- Исходный текст
На горнолыжном курорте Монтекампионе, 1993 г.
Я удивляюсь, что нам удалась «Солидарность», что мы без пролития крови прожили 25 лет в обществе, разделенном так, как оно и сейчас разделено. Причем сегодня, оказывается, общество еще больше разделено, чем 25 лет назад, когда мы были разделены по линии народ — коммунисты, тогда как будто две нации были на одной земле. Так что мирный выход — это всегда огромная победа человеческого духа, но так редко случается.
— Но вот в 1920-м получилось, что общий враг объединил…
— Ну конечно, общий враг и общая опасность объединили. Но потом снова не нашли верного решения. В Польше, которая занимала Украину, не нашлось политика… Хотя были люди, которые советовали поступать совсем по-другому, но мы знаем, что та политика, которая была реализована в Галичине и Волыни, была абсолютно антиукраинской в 1920–1939 годах. И это вызывает огромное сожаление, потому что мы помним людей, которые тогда говорили, что мы делаем огромную ошибку, но их никто не слушал.
— А в это время, с одной стороны, появились украинские публицисты, такие как Донцов, которые были философами украинского национализма, были такие же польские.

- Выполните задания
**A.** Какой называется в исходном тексте политика, проводившаяся в Галичине и Волыни в 1920–1939 годах?
**B.** Перескажите в виде короткого списка абзац исходного текста, который начинается словами «— Ну конечно, общий враг», сохранив главные факты.
**C.** Допишите исходный текст дальше, начиная сразу после его последней фразы.
Записи здесь ни при чём.

- Приведённые данные

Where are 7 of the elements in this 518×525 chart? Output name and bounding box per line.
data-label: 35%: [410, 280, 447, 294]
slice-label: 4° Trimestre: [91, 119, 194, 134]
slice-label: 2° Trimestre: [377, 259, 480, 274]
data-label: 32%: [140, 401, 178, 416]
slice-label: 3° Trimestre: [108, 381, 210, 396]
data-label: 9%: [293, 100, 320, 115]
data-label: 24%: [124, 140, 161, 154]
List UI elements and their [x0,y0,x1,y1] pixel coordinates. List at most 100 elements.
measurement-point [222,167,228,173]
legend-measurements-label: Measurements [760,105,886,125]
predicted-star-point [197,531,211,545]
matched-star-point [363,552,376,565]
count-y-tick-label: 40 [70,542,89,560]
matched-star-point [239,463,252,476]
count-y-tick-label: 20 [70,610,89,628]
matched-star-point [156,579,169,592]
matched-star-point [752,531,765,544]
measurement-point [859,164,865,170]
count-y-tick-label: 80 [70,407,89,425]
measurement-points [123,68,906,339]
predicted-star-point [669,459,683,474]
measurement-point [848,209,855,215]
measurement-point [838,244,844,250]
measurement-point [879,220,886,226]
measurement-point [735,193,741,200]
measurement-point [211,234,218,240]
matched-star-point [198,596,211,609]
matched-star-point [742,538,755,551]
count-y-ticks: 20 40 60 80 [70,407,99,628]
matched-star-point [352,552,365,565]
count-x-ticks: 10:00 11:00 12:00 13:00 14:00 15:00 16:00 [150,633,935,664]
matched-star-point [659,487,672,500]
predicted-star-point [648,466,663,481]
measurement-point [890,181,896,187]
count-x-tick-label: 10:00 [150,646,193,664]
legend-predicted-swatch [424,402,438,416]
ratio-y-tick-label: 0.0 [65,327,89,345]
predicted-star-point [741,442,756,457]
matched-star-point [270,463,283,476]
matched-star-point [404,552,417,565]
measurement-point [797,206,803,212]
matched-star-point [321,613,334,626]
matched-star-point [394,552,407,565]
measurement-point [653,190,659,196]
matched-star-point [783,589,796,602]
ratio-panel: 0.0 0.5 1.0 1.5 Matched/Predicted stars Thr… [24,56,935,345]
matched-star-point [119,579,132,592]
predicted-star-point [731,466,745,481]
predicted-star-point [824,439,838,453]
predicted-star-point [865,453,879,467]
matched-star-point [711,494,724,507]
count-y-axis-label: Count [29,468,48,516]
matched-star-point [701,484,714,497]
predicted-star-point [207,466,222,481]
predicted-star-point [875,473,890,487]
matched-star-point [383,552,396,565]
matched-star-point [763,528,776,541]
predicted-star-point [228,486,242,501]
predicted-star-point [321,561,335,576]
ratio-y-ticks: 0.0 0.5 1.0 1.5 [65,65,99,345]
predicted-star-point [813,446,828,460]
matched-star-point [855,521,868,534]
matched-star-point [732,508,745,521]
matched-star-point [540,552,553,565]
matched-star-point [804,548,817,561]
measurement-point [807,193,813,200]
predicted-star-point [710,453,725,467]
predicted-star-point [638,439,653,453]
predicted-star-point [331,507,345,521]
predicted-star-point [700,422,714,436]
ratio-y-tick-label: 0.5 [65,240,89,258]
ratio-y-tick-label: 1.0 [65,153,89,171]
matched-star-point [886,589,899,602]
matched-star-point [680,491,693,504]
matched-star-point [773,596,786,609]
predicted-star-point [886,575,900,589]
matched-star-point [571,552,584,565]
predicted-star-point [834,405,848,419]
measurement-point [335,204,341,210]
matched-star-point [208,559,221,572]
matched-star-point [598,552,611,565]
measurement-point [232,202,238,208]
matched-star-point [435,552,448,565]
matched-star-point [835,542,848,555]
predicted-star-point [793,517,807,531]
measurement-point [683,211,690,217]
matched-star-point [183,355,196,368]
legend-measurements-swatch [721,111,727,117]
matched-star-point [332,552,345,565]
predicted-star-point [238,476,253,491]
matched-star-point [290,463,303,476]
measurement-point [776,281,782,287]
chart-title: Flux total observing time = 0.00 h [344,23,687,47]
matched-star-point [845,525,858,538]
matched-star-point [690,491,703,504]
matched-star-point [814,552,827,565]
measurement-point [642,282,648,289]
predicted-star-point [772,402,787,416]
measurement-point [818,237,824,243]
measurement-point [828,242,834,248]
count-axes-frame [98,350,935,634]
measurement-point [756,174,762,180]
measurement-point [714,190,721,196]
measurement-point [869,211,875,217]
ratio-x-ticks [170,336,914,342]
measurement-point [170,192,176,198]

- Ответы
**A.** Абсолютно антиукраинской.

**B.**
- Общий враг и общая опасность объединили.
- Потом снова не нашли верного решения.
- В Польше, которая занимала Украину, не нашлось политика, хотя некоторые люди советовали поступать по-другому.
- Политика в Галичине и Волыни в 1920–1939 годах была абсолютно антиукраинской.
- Это вызывает огромное сожаление: люди тогда говорили об огромной ошибке, но их никто не слушал.

**C.**
— В том-то и вопрос, что были и польские… Но это нельзя сравнивать, потому что в Польше есть разная историческая память. Есть те, кто считает, что мы наследники Речи Посполитой, а это значит, что они не будут узкими националистами, будут думать, что есть миссия нашей цивилизации, в которой есть место для разных наций. Это тоже можно назвать одной из линий нашего мышления. А другое мышление связано только с Короной: только то, что этнически близко польскому языку, можно считать нашим.
— То есть украинцы, белорусы, евреи, литовцы и немцы — они не были с этой точки зрения поляками?
— С точки зрения одних, они не были поляками, а с точки зрения других, тех, которые мне ближе, они все — граждане Речи Посполитой. И этот смысл, что соединял Речь Посполитую, допускал разные нации. Конечно, на разных уровнях — это не правда, что евреи имели такие же права, как и все остальные, нигде в Европе такого не было, но за ними все-таки какие-то права были признаны. Так же как были признаны и права мещанства.
— И в 1920-х годах кто были главными идеологами, которые воспринимались народом?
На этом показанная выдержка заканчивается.